§ TEXT SEGMENT:
+-------+
A lot of thanks and credit to the analytics team for keeping these counts
running.

That being said, it might be a good idea not to draw too many conclusions
from the pageview counts on user behaviour without a closer analysis,
especially for the Special:* pages. As demonstrated by the October 16th
drop, these are strongly affected by instrument bias.

On Mon, May 11, 2015 at 10:56 PM, Alex Druk <alex.druk@gmail.com> wrote:

> Because similar patterns are observed for many other languages (but not
> all), it looks like  R.Stuart Geiger explanation is correct: from October
> 16 2014 Special:Random page is just not counted any more (with some not
> clear exceptions).
>
> That’s a pity because we lost valuable source of info how Wikipedia users
> look for information. Random search was (and is?) a major way users explore
> Wikipedias. In many languages Special:Random was significantly higher than
> Main_Page count and certainly higher than search with index.php.
+-------+
Records from a data collection

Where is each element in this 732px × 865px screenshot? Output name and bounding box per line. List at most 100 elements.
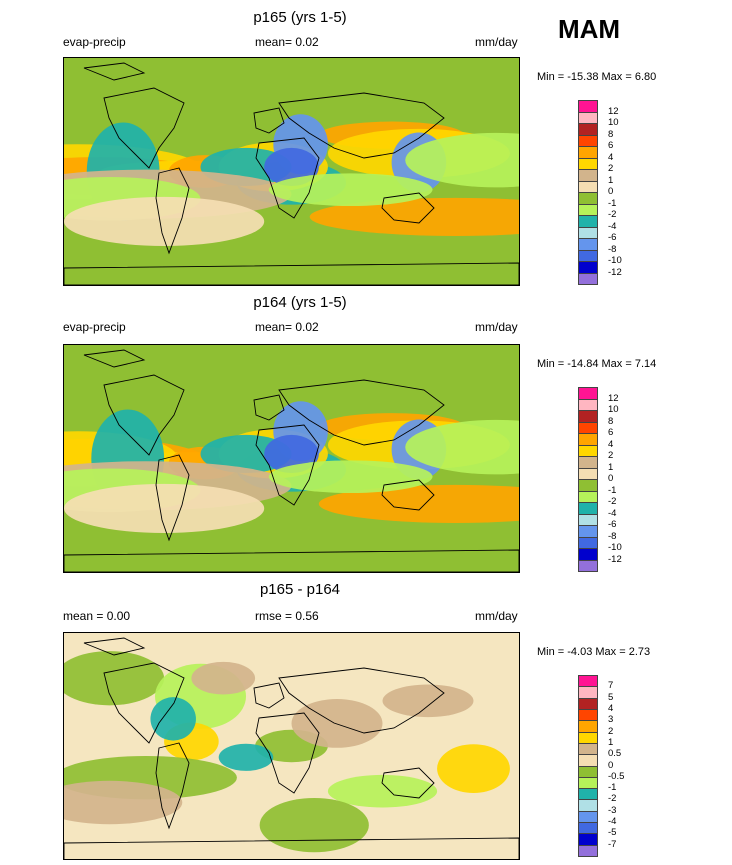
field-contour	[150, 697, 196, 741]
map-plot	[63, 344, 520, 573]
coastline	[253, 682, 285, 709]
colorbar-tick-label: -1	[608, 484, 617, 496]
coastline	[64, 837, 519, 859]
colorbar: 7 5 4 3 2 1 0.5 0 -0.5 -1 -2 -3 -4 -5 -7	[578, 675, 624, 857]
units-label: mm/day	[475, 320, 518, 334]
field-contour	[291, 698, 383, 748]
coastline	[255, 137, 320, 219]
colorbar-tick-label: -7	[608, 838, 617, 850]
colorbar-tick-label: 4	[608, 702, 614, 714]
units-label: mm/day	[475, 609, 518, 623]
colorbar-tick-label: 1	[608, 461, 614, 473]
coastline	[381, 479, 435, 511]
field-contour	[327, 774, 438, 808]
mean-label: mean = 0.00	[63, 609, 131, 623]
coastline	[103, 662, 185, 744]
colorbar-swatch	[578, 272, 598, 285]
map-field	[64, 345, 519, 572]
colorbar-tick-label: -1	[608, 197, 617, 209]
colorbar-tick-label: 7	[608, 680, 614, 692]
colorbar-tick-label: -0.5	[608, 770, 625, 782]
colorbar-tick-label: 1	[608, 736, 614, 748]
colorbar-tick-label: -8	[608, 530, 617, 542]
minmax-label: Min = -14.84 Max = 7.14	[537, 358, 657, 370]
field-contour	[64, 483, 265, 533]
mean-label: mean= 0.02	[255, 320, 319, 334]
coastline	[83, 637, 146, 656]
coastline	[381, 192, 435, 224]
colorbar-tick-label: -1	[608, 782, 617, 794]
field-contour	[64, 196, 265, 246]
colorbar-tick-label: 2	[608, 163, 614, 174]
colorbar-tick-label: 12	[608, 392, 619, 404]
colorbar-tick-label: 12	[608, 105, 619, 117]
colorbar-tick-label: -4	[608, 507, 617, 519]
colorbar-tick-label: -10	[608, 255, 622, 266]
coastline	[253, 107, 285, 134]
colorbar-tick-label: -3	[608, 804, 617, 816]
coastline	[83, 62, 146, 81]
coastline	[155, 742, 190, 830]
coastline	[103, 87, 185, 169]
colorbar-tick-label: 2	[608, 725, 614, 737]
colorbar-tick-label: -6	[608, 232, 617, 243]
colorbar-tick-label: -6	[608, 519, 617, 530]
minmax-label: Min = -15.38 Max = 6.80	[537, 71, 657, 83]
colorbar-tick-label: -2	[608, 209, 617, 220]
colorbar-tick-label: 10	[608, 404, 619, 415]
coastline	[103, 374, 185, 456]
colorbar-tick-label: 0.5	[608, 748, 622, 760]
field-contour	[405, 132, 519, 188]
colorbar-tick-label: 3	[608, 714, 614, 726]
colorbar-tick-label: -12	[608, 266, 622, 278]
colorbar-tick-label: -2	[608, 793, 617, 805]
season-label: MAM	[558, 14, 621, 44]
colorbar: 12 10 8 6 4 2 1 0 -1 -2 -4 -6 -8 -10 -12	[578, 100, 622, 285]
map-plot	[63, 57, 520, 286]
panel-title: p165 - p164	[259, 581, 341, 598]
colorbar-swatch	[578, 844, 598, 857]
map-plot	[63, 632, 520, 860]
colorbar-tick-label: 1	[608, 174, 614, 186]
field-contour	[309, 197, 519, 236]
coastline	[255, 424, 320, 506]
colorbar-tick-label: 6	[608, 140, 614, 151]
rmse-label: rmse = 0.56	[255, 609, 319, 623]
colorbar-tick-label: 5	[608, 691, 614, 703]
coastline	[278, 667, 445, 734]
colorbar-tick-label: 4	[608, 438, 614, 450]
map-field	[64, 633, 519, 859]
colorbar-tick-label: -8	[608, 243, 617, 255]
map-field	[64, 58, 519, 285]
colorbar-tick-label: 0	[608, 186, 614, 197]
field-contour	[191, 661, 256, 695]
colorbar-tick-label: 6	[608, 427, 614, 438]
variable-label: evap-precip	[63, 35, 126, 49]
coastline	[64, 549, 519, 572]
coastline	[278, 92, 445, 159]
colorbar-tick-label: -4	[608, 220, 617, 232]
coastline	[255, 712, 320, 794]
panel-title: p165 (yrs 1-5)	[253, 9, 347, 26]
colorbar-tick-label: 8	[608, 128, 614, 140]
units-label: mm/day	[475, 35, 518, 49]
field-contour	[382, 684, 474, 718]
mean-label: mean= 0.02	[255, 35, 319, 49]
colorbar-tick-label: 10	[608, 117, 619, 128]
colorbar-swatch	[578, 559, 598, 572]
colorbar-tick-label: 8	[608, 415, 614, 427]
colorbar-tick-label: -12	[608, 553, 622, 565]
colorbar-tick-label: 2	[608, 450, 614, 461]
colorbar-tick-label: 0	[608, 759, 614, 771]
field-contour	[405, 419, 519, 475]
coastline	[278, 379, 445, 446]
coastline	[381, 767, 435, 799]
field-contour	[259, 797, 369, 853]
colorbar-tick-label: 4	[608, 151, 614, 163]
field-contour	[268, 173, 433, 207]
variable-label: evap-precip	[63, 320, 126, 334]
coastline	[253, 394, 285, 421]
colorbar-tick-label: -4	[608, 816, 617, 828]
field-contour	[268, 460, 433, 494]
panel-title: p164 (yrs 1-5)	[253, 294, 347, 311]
+-------+
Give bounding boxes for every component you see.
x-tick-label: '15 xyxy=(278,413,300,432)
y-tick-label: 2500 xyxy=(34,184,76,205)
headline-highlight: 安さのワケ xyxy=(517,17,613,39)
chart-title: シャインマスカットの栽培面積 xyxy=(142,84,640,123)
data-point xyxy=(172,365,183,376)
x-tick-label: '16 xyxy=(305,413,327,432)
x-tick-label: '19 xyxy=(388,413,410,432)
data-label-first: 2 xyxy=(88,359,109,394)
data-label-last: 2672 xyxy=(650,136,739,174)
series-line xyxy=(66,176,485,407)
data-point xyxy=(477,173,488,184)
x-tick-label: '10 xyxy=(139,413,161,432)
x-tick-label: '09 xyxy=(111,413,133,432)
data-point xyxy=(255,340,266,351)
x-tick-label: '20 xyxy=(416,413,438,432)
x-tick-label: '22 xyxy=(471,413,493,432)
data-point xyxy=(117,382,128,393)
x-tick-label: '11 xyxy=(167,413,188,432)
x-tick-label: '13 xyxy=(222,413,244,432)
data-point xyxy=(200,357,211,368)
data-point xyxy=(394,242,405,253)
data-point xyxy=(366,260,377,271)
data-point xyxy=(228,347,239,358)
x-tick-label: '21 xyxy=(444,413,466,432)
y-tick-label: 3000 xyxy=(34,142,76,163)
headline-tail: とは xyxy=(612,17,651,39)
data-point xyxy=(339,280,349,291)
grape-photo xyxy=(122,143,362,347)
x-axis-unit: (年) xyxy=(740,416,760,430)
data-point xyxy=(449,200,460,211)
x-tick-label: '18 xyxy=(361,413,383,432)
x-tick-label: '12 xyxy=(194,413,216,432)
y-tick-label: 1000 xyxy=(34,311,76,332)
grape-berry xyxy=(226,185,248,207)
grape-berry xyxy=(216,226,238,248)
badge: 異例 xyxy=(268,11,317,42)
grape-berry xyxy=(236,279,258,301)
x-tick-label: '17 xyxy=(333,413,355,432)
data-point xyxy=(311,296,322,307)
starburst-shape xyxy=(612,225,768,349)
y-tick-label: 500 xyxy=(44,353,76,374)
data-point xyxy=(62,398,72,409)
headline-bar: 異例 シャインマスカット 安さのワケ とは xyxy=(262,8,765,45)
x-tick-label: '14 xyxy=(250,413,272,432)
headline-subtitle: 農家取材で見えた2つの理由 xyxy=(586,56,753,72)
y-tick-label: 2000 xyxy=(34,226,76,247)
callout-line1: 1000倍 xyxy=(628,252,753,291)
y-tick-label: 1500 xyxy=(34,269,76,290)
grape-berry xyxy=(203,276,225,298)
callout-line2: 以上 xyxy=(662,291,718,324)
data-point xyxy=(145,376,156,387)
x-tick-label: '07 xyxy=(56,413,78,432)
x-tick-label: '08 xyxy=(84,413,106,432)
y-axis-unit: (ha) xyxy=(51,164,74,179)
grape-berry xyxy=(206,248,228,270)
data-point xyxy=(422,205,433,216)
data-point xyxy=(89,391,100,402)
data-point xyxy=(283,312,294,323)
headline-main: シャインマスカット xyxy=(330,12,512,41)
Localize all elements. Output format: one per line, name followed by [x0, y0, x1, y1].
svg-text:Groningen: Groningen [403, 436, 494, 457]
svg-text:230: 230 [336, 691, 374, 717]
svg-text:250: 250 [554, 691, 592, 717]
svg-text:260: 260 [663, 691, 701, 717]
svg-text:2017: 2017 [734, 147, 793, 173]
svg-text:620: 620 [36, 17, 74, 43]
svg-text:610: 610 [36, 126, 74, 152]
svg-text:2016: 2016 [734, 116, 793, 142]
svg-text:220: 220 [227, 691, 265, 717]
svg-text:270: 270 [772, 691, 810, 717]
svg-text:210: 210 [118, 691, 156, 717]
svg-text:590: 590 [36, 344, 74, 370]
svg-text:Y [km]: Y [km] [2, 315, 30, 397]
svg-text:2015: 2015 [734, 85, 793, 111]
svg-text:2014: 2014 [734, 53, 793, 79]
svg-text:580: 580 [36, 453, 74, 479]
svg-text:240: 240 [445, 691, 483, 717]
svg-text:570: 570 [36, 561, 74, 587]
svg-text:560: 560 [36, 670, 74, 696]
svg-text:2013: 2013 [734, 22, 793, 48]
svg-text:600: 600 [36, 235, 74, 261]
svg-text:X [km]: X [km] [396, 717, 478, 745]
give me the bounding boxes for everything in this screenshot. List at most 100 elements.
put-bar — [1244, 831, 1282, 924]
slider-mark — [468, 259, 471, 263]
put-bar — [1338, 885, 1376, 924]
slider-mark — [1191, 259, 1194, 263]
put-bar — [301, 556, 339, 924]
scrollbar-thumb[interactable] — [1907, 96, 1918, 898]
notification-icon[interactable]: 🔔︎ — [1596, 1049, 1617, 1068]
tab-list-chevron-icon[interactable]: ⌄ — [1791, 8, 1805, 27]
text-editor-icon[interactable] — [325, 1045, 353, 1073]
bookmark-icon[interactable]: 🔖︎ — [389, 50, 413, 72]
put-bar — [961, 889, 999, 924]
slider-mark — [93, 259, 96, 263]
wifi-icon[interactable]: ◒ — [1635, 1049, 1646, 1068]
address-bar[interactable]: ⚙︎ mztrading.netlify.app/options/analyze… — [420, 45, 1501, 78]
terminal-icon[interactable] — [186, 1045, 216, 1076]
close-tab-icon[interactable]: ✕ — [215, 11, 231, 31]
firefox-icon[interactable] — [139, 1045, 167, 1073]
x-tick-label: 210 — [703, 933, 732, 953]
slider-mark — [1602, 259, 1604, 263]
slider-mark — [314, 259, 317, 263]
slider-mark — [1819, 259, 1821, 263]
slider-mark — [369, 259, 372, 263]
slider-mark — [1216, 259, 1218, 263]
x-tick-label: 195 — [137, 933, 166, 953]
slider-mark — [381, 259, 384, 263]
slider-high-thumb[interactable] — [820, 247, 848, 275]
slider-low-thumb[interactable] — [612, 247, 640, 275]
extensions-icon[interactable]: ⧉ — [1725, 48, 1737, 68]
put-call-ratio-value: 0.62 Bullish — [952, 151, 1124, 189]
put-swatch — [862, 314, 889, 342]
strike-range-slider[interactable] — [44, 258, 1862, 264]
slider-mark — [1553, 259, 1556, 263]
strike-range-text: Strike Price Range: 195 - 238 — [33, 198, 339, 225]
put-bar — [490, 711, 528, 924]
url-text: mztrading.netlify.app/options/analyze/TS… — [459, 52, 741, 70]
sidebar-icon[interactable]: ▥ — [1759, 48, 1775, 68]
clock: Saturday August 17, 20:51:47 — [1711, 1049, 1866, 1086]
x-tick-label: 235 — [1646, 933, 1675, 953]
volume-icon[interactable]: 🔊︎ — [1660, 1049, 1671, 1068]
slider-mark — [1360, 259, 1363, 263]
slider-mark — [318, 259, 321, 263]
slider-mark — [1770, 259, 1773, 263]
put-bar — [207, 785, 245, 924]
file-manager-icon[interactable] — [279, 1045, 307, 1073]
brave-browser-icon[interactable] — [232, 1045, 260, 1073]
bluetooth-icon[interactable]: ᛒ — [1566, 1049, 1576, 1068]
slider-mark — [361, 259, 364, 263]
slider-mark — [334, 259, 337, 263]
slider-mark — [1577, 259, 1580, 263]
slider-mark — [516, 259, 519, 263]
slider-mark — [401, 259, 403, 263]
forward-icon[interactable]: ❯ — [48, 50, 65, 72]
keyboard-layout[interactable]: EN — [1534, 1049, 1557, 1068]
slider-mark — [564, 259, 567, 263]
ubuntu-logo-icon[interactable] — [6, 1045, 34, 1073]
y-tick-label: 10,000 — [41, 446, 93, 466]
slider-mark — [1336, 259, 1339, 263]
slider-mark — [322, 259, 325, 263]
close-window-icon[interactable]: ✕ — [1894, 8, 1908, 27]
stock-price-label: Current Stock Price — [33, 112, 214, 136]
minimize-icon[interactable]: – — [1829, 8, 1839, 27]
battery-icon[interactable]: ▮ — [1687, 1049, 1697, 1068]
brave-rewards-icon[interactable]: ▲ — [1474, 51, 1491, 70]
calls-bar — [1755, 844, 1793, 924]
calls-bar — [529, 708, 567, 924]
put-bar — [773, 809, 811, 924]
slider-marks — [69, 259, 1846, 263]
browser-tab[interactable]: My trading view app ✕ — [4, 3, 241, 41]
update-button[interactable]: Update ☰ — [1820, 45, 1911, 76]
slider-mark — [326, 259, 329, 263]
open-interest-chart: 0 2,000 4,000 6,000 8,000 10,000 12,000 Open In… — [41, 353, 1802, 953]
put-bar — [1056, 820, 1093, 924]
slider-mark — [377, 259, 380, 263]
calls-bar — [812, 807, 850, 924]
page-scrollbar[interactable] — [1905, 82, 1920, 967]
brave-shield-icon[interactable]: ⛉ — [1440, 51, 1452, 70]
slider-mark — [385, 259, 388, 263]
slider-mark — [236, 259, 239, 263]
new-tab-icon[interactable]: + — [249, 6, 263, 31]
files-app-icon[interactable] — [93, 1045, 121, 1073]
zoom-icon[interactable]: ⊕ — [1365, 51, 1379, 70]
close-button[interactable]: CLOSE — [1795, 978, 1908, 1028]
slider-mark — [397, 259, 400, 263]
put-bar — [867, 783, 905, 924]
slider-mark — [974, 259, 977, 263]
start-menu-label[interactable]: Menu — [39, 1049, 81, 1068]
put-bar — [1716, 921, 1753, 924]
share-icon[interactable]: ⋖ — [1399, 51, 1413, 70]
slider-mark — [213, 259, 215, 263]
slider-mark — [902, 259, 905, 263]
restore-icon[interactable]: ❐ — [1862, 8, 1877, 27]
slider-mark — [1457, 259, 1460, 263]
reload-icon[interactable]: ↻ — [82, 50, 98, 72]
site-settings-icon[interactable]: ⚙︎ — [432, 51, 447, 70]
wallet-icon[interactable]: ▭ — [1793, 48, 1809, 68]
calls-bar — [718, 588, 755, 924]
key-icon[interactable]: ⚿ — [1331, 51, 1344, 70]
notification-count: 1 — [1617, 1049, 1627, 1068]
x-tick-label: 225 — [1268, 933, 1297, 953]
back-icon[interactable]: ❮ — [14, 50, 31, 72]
+-------+
§ TO BE DONE:
1) Please write out the part of the pageview-counts message that begins at the words "That being said, it" and stops after the words "by instrument bias.".
2) According to the pageview-counts message, starting on what date was the Special:Random page no longer counted?
3) Continue the message about Wikipedia pageview counts from where it stops.
The rows play no role here.

§ SOLVED TASKS:
1)
That being said, it might be a good idea not to draw too many conclusions
from the pageview counts on user behaviour without a closer analysis,
especially for the Special:* pages. As demonstrated by the October 16th
drop, these are strongly affected by instrument bias.

2) October 16, 2014.

3)
>
> (I do not want to point finger, but maybe somebody at WMF considered this
> emotionally.)
>
> IMHO, logs should be logs and log actual activity.  At least such dramatic
> changes in logging user’s activity should be documented somewhere. Betters
> in Read.me file that should accompany raw logs.
>
> >Date: Mon, 11 May 2015 20:08:40 -0700
> >From: "R.Stuart Geiger" <sgeiger@gmail.com>
> >To: Research into Wikimedia content and communities
> >        <wiki-research-l@lists.wikimedia.org>
> >Subject: Re: [Wiki-research-l] Wiki-research-l Digest, Vol 117, Issue
> >        14
> >Message-ID:
> >        <CAKt0Q=e-_=0=
> aepKeSVnT0Ce2FmJZu5bNtpNnYwZV7x21A3tXQ@mail.gmail.com>
> >Content-Type: text/plain; charset="utf-8"
> >
> >Going from 86,000,000 a month to 31,000 a month is quite a drop, and the
> >shift is pretty dramatic. It goes from 1.7 million one day to 715 the next
> >and stays flat (http://stats.grok.se/en/201410/Special:Random).
> >
> >I was also thinking there could be a bot or something that is scraping
> >Special:Random, but the drop also happens for Special:Random/Talk -- which
> >hardly anybody uses, but it still drops flat the same day (
> >http://stats.grok.se/en/201410/Special:Random/Talk). It doesn't happen
> for
> >Special:Upload or Special:Log though.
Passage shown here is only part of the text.